_TEKS YANG DIBERIKAN_
....
Pertanyaan yang mungkin
mengganggu pikiran kita adalah bagaimana mungkin kita menerapkan episteme (sistem pengetahuan pada suatu
waktu- istilah Michel Foucault) sosial yang lahir lima belas abad yang lalu
kepada masa kini. Ada jarak geografis, historis dan sosial.
Pendek kata, ada
loncatan peradaban sejak Islam ditumbuhkan sampai di Indonesia sekarang. Tanpa kesadaran
sejarah, kita akan gagal memahami peryubahan- perubahannya, seolah- seolah
tanpa kecuali Islam dari abad ke-7 itu tidak mengalami transformasi karena
abadi dan universal.
Jarak antara masyarakat
petani dengan masyarakat industri yang begitu transparan bagi ilmuwan sosial
sering tidak disadari oleh tokoh-tokoh umat. Masyarakat petani dan
praindustrial sangat tergantung pada ahklak perorangan sedangkan masyarakat
industrial sangat tergantung pada akhlak kolektif. Dapat saja terjadi perorangan
masyarakat menunjukkan iman dan takwa, tetapi institusi tidak shaleh sehingga
masyarakatnya penuh kemungkaran.
Bagian terbesar fiqh
pastilah berasal dari zaman praindustrial sehingga dapat difahami kalau ada ulama yang sangat mendukung
kekuasaan. Lagi pula masalah- masalah birokrasi, kepemimpinan kolektif,
hubungan negara dengan negara, hubungan negara-masyarakat, kekuatans sosial,
dan jaminan sosial pada umumnya pastilah luput dari perhatian. Pada waktu itu
belum ada social division of labor yang
kompleks sehingga masalah kelas pastilah tidak masuk dalam agenda- agenda
fiqih. Kemasukan masalah- masalah modern memberi kesan seolah- olah Islam tidak
berbicara apa-apa dan karenanya tidak berhak berkata tentang masalah- masalah
masa kini.
....
_DATA TERCATAT_
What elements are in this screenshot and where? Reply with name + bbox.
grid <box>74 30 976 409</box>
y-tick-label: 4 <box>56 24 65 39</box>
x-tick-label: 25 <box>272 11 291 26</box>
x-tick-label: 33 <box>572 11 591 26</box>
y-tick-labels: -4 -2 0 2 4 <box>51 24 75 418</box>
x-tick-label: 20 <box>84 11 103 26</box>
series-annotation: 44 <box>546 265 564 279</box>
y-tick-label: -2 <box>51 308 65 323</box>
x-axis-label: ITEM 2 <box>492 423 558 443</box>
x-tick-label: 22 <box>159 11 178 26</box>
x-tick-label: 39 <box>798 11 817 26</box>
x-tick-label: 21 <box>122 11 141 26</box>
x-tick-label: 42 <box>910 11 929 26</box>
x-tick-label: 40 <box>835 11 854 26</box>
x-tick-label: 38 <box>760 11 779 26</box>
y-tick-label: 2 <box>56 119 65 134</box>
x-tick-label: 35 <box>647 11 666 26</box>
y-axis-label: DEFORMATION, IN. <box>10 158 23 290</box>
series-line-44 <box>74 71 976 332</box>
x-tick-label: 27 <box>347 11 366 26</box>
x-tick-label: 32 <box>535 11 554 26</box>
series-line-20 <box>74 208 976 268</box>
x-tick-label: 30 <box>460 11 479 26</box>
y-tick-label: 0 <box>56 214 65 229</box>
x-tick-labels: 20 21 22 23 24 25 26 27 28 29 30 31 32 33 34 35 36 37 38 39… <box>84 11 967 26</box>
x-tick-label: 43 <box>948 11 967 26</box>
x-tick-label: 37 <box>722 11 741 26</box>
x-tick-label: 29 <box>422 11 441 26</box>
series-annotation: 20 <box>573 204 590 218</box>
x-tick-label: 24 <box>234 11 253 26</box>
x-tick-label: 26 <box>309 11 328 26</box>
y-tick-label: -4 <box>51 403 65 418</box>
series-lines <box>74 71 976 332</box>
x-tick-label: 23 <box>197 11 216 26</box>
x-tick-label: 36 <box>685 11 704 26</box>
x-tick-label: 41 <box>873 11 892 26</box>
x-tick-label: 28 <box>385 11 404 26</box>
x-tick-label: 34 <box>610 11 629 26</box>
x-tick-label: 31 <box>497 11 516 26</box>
....
_TUGAS DIKERJAKAN_
1 > Dalam teks tentang Islam dan perubahan zaman, masyarakat industrial sangat bergantung pada apa?
2 > Teruskan teks tentang Islam dan perubahan zaman itu, mulai setelah kalimat terakhirnya.

_JAWABAN TUGAS_
1 > Pada akhlak kolektif.

2 >
Strukturalisme Transedental
Dalam Islam sejumlah
agenda baru diperlukan supaya agama “sesuai” dengan perubahan- perubahan, yaitu
supaya unsur-unsur muammalahnya tidak ketinggalan zaman. Agenda baru itu dapat
menjadi lahan bagi ijtihad. Pendekatan
lama yang bersifat individual tetap diperlukan sebab individulah yang akan
mempertanggungjawabkan. Namun diperlukan perluasan, perluasan itu berupa enam
macam kesadaran, yaitu (1) kesadaran adanya perubahan (2) kesadaran kolektif
(3) kesadaran sejarah (4) kesadaran adanya fakta sosial (5) kesadaran adanya
masyarakat abstrak (6) kesadaran perlunya objetifikasi
· Kesadaran adanya perubahan. Ada
gambaran di kalangan umat bahwa pemimpin agama itu tidak berubah dari waktu ke
waktu, peran dan kualifikasinya. Padahal di pedesaan sendiri peran kiai sebagai
cutural broker sudah banyak
digantikan. Kehadiran birokrat, guru, PLP, radio dan TV telah banyak
menggantikan peran kiai.
suatu angket majalah
Ummat menunjukkan bahwa rupa-rupanya, kelas menengah kota meletakkan sikap
kritis sebagai kriteri utama. Nama H.M Amien Rais jauh berada di atas K.H
Zainuddin M.Z yang pernah menduduki rangking pertama dalam jajak pendapat Ummat sendiri. Kenyataan inilah yang
menegaskan perlunya kesadaran tentang perubahan.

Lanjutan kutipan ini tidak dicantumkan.